In the records below, locate the line containing "What text is on this page?", then extract it and all following lines exactly, ending with the last line.

[Recorded data]
+-------+

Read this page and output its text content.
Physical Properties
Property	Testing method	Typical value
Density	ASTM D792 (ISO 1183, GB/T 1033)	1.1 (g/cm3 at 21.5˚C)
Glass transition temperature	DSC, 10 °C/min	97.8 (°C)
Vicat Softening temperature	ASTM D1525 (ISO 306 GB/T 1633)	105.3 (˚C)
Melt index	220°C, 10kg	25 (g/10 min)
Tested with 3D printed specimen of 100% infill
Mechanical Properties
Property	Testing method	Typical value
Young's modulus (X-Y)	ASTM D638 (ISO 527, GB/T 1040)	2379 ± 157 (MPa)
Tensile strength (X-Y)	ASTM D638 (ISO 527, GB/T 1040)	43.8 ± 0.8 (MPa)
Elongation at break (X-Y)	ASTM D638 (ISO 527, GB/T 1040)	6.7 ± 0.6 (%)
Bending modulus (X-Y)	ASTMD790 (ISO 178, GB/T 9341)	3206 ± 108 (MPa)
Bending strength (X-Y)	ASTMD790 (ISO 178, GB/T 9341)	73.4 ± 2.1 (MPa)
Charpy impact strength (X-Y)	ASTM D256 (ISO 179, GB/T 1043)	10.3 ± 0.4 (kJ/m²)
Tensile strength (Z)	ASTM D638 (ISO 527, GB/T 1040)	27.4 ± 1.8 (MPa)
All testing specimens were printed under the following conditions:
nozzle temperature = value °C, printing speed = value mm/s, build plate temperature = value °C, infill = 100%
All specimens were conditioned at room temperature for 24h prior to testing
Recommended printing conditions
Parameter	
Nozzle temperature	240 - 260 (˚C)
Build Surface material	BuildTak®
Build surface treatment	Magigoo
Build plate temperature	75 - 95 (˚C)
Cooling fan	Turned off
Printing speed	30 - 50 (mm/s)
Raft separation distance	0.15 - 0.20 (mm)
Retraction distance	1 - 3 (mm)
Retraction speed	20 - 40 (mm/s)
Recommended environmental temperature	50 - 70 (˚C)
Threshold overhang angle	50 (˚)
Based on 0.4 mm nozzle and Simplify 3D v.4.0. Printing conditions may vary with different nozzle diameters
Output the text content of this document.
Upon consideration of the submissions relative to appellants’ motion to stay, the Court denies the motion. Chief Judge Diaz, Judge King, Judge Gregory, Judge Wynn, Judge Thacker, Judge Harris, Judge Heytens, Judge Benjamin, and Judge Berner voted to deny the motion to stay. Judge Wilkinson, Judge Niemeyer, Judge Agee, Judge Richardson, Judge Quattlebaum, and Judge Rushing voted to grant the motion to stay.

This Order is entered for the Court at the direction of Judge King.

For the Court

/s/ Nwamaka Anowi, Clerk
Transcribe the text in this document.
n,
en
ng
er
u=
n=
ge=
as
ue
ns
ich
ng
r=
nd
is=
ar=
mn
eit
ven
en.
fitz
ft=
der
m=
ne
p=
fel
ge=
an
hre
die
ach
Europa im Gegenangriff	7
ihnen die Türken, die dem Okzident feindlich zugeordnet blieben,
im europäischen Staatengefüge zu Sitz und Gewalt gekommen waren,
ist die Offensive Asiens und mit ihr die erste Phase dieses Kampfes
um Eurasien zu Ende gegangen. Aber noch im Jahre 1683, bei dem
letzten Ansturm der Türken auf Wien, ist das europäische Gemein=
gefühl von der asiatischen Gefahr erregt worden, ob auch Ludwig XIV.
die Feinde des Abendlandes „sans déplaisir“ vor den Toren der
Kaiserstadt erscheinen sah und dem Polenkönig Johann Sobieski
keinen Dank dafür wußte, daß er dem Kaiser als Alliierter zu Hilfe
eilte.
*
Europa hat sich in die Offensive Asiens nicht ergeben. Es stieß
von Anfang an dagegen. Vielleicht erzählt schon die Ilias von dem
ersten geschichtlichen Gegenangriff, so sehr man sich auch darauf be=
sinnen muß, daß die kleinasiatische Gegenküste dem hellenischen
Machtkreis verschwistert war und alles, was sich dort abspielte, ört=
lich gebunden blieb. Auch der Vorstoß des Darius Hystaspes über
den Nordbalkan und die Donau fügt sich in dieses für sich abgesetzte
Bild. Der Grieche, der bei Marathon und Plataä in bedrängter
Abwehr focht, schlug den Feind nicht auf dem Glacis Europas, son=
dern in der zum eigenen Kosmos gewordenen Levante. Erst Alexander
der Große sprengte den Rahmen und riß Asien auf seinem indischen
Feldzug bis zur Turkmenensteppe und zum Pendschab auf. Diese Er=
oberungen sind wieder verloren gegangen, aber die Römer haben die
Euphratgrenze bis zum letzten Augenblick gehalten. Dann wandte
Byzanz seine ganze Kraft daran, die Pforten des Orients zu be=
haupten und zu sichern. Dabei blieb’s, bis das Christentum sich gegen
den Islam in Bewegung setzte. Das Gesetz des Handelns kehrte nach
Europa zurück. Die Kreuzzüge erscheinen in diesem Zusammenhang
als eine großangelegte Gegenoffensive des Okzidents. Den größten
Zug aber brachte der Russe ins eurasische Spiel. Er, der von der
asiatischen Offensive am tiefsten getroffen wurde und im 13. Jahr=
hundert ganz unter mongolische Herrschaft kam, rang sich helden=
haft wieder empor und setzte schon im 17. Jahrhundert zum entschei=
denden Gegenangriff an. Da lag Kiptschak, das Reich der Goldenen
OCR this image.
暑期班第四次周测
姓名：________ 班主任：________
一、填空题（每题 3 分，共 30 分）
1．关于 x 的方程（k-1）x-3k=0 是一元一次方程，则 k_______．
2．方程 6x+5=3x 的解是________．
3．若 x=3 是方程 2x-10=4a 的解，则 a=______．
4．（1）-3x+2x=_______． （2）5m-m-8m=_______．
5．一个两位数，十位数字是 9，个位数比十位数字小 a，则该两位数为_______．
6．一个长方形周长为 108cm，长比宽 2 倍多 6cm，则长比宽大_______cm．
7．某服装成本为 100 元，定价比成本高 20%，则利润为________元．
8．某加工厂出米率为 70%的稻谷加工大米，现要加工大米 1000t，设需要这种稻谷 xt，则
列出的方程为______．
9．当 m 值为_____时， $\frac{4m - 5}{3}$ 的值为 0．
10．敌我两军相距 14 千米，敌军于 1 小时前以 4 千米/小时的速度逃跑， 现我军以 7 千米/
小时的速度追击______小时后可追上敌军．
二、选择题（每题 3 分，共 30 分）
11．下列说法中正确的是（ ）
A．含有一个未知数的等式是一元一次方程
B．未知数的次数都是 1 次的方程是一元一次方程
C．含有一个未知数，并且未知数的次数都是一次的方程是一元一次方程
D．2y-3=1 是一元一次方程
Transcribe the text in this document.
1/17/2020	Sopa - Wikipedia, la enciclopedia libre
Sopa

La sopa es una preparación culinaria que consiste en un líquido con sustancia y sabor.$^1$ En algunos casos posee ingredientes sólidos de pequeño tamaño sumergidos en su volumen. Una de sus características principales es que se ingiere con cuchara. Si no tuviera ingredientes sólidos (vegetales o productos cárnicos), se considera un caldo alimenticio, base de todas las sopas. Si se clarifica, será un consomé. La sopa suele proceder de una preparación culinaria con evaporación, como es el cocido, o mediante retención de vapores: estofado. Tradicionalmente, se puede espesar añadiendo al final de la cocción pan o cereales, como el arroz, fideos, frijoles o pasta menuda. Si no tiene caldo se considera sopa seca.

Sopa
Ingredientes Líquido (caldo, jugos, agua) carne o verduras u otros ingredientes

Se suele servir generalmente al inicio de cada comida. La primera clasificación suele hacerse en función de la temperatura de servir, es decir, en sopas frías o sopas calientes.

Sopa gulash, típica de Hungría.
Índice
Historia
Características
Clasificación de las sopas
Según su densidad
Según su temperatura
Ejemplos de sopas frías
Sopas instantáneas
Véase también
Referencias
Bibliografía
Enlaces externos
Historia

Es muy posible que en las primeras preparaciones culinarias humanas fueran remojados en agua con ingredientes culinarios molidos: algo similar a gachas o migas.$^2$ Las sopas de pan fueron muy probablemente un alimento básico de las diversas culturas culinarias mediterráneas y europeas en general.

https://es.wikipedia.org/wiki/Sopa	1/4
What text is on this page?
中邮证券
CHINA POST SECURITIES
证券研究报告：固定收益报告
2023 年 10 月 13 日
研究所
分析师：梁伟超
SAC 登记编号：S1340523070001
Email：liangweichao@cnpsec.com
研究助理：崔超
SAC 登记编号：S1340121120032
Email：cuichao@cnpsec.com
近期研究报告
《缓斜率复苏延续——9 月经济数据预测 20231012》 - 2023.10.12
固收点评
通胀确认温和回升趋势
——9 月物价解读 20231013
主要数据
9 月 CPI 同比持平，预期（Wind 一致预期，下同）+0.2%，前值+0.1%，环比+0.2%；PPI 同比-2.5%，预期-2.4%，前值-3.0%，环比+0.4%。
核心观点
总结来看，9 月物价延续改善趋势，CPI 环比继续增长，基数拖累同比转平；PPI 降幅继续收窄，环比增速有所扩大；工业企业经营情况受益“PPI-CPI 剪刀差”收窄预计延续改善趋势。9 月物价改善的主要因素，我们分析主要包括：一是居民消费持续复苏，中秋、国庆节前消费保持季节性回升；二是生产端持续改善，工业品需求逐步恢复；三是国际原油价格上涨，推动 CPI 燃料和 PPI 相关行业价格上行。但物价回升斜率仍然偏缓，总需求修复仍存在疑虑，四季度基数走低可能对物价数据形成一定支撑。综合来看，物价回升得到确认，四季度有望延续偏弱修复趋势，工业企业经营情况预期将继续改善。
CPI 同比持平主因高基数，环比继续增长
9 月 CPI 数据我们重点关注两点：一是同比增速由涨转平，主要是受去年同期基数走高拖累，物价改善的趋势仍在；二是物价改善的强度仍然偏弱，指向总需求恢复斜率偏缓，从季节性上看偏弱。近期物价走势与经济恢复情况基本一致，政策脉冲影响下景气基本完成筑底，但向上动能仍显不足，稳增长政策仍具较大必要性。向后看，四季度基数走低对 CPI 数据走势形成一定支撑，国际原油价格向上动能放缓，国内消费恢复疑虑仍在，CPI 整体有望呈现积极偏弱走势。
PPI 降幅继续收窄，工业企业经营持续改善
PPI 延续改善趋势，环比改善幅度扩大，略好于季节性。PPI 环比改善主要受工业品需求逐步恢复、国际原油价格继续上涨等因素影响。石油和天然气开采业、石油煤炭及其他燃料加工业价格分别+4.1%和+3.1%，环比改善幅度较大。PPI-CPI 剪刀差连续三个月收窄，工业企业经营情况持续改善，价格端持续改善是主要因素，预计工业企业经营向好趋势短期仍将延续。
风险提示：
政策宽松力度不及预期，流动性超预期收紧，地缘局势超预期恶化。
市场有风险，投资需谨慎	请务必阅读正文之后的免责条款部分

+-------+

OUTPUT FOR THIS TASK:
What text is on this page?
中邮证券
CHINA POST SECURITIES
证券研究报告：固定收益报告
2023 年 10 月 13 日
研究所
分析师：梁伟超
SAC 登记编号：S1340523070001
Email：liangweichao@cnpsec.com
研究助理：崔超
SAC 登记编号：S1340121120032
Email：cuichao@cnpsec.com
近期研究报告
《缓斜率复苏延续——9 月经济数据预测 20231012》 - 2023.10.12
固收点评
通胀确认温和回升趋势
——9 月物价解读 20231013
主要数据
9 月 CPI 同比持平，预期（Wind 一致预期，下同）+0.2%，前值+0.1%，环比+0.2%；PPI 同比-2.5%，预期-2.4%，前值-3.0%，环比+0.4%。
核心观点
总结来看，9 月物价延续改善趋势，CPI 环比继续增长，基数拖累同比转平；PPI 降幅继续收窄，环比增速有所扩大；工业企业经营情况受益“PPI-CPI 剪刀差”收窄预计延续改善趋势。9 月物价改善的主要因素，我们分析主要包括：一是居民消费持续复苏，中秋、国庆节前消费保持季节性回升；二是生产端持续改善，工业品需求逐步恢复；三是国际原油价格上涨，推动 CPI 燃料和 PPI 相关行业价格上行。但物价回升斜率仍然偏缓，总需求修复仍存在疑虑，四季度基数走低可能对物价数据形成一定支撑。综合来看，物价回升得到确认，四季度有望延续偏弱修复趋势，工业企业经营情况预期将继续改善。
CPI 同比持平主因高基数，环比继续增长
9 月 CPI 数据我们重点关注两点：一是同比增速由涨转平，主要是受去年同期基数走高拖累，物价改善的趋势仍在；二是物价改善的强度仍然偏弱，指向总需求恢复斜率偏缓，从季节性上看偏弱。近期物价走势与经济恢复情况基本一致，政策脉冲影响下景气基本完成筑底，但向上动能仍显不足，稳增长政策仍具较大必要性。向后看，四季度基数走低对 CPI 数据走势形成一定支撑，国际原油价格向上动能放缓，国内消费恢复疑虑仍在，CPI 整体有望呈现积极偏弱走势。
PPI 降幅继续收窄，工业企业经营持续改善
PPI 延续改善趋势，环比改善幅度扩大，略好于季节性。PPI 环比改善主要受工业品需求逐步恢复、国际原油价格继续上涨等因素影响。石油和天然气开采业、石油煤炭及其他燃料加工业价格分别+4.1%和+3.1%，环比改善幅度较大。PPI-CPI 剪刀差连续三个月收窄，工业企业经营情况持续改善，价格端持续改善是主要因素，预计工业企业经营向好趋势短期仍将延续。
风险提示：
政策宽松力度不及预期，流动性超预期收紧，地缘局势超预期恶化。
市场有风险，投资需谨慎	请务必阅读正文之后的免责条款部分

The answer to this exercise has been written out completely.